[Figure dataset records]
········

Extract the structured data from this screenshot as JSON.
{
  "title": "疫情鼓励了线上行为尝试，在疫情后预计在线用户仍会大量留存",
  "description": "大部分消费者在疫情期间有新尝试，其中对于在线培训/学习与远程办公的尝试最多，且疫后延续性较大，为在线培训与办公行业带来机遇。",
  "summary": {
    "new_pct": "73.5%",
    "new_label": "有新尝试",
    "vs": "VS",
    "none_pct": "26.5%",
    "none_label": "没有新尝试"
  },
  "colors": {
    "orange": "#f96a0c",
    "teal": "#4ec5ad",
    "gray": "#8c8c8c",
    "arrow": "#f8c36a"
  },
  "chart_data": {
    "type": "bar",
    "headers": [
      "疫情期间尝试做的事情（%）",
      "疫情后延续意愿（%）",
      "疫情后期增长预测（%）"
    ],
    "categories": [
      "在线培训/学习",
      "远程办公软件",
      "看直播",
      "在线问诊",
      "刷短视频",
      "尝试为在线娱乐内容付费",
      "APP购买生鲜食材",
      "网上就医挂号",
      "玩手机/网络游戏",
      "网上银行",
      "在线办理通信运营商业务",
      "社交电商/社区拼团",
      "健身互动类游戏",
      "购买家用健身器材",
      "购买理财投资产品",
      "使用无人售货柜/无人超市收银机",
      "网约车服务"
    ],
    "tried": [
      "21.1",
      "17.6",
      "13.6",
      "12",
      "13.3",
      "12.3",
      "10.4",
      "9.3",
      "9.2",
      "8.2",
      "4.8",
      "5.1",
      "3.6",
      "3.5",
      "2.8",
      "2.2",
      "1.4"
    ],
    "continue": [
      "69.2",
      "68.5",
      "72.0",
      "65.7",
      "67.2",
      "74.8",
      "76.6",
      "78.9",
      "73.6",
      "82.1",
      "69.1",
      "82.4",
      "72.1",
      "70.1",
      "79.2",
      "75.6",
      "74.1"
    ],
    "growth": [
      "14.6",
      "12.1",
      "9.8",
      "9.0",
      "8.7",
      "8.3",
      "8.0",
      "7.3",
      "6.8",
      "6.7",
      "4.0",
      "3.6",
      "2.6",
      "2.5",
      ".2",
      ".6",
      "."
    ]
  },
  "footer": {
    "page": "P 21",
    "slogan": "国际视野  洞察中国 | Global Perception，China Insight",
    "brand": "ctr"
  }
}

········

• [Given problem]: Repeat the data verbatim.

• [Response to the task]:
Extract the structured data from this screenshot as JSON.
{
  "title": "疫情鼓励了线上行为尝试，在疫情后预计在线用户仍会大量留存",
  "description": "大部分消费者在疫情期间有新尝试，其中对于在线培训/学习与远程办公的尝试最多，且疫后延续性较大，为在线培训与办公行业带来机遇。",
  "summary": {
    "new_pct": "73.5%",
    "new_label": "有新尝试",
    "vs": "VS",
    "none_pct": "26.5%",
    "none_label": "没有新尝试"
  },
  "colors": {
    "orange": "#f96a0c",
    "teal": "#4ec5ad",
    "gray": "#8c8c8c",
    "arrow": "#f8c36a"
  },
  "chart_data": {
    "type": "bar",
    "headers": [
      "疫情期间尝试做的事情（%）",
      "疫情后延续意愿（%）",
      "疫情后期增长预测（%）"
    ],
    "categories": [
      "在线培训/学习",
      "远程办公软件",
      "看直播",
      "在线问诊",
      "刷短视频",
      "尝试为在线娱乐内容付费",
      "APP购买生鲜食材",
      "网上就医挂号",
      "玩手机/网络游戏",
      "网上银行",
      "在线办理通信运营商业务",
      "社交电商/社区拼团",
      "健身互动类游戏",
      "购买家用健身器材",
      "购买理财投资产品",
      "使用无人售货柜/无人超市收银机",
      "网约车服务"
    ],
    "tried": [
      "21.1",
      "17.6",
      "13.6",
      "12",
      "13.3",
      "12.3",
      "10.4",
      "9.3",
      "9.2",
      "8.2",
      "4.8",
      "5.1",
      "3.6",
      "3.5",
      "2.8",
      "2.2",
      "1.4"
    ],
    "continue": [
      "69.2",
      "68.5",
      "72.0",
      "65.7",
      "67.2",
      "74.8",
      "76.6",
      "78.9",
      "73.6",
      "82.1",
      "69.1",
      "82.4",
      "72.1",
      "70.1",
      "79.2",
      "75.6",
      "74.1"
    ],
    "growth": [
      "14.6",
      "12.1",
      "9.8",
      "9.0",
      "8.7",
      "8.3",
      "8.0",
      "7.3",
      "6.8",
      "6.7",
      "4.0",
      "3.6",
      "2.6",
      "2.5",
      ".2",
      ".6",
      "."
    ]
  },
  "footer": {
    "page": "P 21",
    "slogan": "国际视野  洞察中国 | Global Perception，China Insight",
    "brand": "ctr"
  }
}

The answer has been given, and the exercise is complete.